WHAT TO WORK ON
Go through the material below and copy all lines with "JSON".

**********

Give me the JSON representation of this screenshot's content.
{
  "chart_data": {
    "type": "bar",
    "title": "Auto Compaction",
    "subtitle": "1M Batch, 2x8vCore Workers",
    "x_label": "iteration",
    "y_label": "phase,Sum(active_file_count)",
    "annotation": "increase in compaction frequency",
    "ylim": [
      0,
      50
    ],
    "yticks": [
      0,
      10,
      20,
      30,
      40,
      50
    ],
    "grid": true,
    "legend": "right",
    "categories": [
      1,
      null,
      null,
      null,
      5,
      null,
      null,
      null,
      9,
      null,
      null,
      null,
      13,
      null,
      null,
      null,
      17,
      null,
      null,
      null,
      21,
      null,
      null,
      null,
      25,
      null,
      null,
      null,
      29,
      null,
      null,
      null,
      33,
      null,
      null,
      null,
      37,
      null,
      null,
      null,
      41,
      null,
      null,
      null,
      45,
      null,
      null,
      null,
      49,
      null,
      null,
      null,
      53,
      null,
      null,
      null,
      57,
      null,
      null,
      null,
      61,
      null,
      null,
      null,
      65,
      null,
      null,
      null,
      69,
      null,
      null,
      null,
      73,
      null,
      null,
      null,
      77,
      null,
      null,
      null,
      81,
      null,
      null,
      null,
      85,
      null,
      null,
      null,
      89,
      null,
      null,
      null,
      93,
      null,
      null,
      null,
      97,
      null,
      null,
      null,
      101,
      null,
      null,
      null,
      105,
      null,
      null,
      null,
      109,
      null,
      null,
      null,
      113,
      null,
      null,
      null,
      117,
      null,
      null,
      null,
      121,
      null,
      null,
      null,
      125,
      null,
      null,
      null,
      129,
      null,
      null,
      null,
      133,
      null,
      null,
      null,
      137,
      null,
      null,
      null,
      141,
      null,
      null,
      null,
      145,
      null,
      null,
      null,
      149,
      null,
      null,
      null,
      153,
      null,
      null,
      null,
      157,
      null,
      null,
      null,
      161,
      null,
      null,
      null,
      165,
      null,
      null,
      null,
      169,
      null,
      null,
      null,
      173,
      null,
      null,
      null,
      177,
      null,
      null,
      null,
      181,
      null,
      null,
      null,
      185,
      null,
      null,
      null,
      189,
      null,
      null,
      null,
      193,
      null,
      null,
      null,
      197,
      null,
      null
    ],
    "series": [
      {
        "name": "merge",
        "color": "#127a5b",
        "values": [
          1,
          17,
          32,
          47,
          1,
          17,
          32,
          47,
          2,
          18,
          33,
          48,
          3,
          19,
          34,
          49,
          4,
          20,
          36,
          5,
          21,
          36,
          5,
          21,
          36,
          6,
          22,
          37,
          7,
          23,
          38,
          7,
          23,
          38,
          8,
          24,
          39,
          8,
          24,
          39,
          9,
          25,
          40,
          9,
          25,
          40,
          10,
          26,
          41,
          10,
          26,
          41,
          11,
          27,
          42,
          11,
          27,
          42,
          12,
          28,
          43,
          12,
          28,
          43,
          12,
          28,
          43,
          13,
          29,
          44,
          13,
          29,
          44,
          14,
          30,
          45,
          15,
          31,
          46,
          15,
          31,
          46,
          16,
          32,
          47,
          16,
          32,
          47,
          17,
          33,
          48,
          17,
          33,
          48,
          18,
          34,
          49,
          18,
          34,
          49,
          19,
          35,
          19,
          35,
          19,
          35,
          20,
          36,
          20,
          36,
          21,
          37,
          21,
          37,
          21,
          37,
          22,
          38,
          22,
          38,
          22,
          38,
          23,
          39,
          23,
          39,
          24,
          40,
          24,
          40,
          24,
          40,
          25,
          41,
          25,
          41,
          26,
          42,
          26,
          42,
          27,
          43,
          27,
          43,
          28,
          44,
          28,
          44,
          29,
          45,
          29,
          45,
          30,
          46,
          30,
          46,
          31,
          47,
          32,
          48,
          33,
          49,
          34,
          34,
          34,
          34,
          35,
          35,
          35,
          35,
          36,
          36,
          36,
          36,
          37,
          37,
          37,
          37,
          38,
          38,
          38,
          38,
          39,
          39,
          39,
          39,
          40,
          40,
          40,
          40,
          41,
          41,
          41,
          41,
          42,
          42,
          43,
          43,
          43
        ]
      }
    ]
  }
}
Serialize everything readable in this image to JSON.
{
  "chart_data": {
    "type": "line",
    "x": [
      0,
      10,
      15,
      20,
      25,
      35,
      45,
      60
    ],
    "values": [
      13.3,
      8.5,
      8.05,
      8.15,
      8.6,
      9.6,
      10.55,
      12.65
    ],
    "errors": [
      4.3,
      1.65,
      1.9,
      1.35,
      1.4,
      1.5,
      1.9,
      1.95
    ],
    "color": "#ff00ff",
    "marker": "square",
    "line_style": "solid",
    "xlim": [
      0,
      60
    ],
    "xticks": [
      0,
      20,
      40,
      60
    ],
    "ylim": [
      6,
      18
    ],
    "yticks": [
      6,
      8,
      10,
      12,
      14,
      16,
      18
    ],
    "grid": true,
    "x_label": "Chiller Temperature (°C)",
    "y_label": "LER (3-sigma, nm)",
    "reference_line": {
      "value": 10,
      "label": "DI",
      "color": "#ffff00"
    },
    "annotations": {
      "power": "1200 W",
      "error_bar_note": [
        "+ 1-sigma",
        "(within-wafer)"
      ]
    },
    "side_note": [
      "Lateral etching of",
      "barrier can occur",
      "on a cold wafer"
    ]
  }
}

**********

SOLUTION TO THIS PROBLEM
Give me the JSON representation of this screenshot's content.
Serialize everything readable in this image to JSON.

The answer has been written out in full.